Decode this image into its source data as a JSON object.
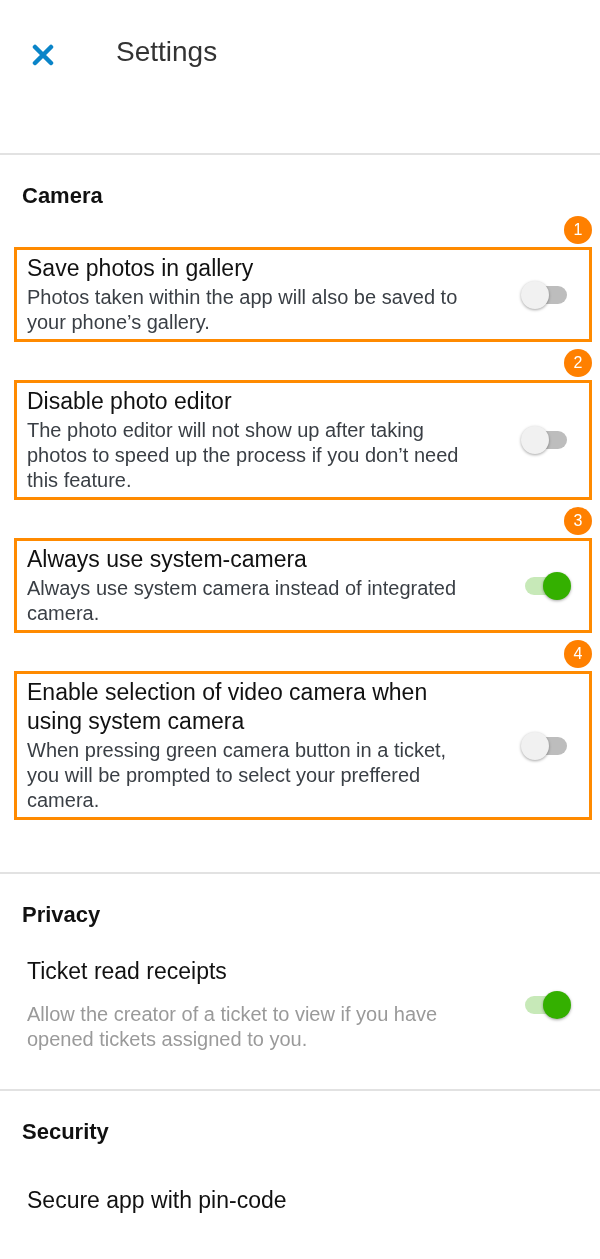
{
  "header": {
    "title": "Settings"
  },
  "sections": [
    {
      "title": "Camera",
      "items": [
        {
          "kind": "toggle",
          "title": "Save photos in gallery",
          "description": "Photos taken within the app will also be saved to your phone’s gallery.",
          "on": false,
          "highlighted": true,
          "marker": "1",
          "description_greyed": false
        },
        {
          "kind": "toggle",
          "title": "Disable photo editor",
          "description": "The photo editor will not show up after taking photos to speed up the process if you don’t need this feature.",
          "on": false,
          "highlighted": true,
          "marker": "2",
          "description_greyed": false
        },
        {
          "kind": "toggle",
          "title": "Always use system-camera",
          "description": "Always use system camera instead of integrated camera.",
          "on": true,
          "highlighted": true,
          "marker": "3",
          "description_greyed": false
        },
        {
          "kind": "toggle",
          "title": "Enable selection of video camera when using system camera",
          "description": "When pressing green camera button in a ticket, you will be prompted to select your preffered camera.",
          "on": false,
          "highlighted": true,
          "marker": "4",
          "description_greyed": false
        }
      ]
    },
    {
      "title": "Privacy",
      "items": [
        {
          "kind": "toggle",
          "title": "Ticket read receipts",
          "description": "Allow the creator of a ticket to view if you have opened tickets assigned to you.",
          "on": true,
          "highlighted": false,
          "description_greyed": true
        }
      ]
    },
    {
      "title": "Security",
      "items": [
        {
          "kind": "plain",
          "title": "Secure app with pin-code",
          "highlighted": false
        }
      ]
    }
  ]
}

====================

Given problem: Print all the records again exactly; do not include any picture.

Exercise result:
Decode this image into its source data as a JSON object.
{
  "header": {
    "title": "Settings"
  },
  "sections": [
    {
      "title": "Camera",
      "items": [
        {
          "kind": "toggle",
          "title": "Save photos in gallery",
          "description": "Photos taken within the app will also be saved to your phone’s gallery.",
          "on": false,
          "highlighted": true,
          "marker": "1",
          "description_greyed": false
        },
        {
          "kind": "toggle",
          "title": "Disable photo editor",
          "description": "The photo editor will not show up after taking photos to speed up the process if you don’t need this feature.",
          "on": false,
          "highlighted": true,
          "marker": "2",
          "description_greyed": false
        },
        {
          "kind": "toggle",
          "title": "Always use system-camera",
          "description": "Always use system camera instead of integrated camera.",
          "on": true,
          "highlighted": true,
          "marker": "3",
          "description_greyed": false
        },
        {
          "kind": "toggle",
          "title": "Enable selection of video camera when using system camera",
          "description": "When pressing green camera button in a ticket, you will be prompted to select your preffered camera.",
          "on": false,
          "highlighted": true,
          "marker": "4",
          "description_greyed": false
        }
      ]
    },
    {
      "title": "Privacy",
      "items": [
        {
          "kind": "toggle",
          "title": "Ticket read receipts",
          "description": "Allow the creator of a ticket to view if you have opened tickets assigned to you.",
          "on": true,
          "highlighted": false,
          "description_greyed": true
        }
      ]
    },
    {
      "title": "Security",
      "items": [
        {
          "kind": "plain",
          "title": "Secure app with pin-code",
          "highlighted": false
        }
      ]
    }
  ]
}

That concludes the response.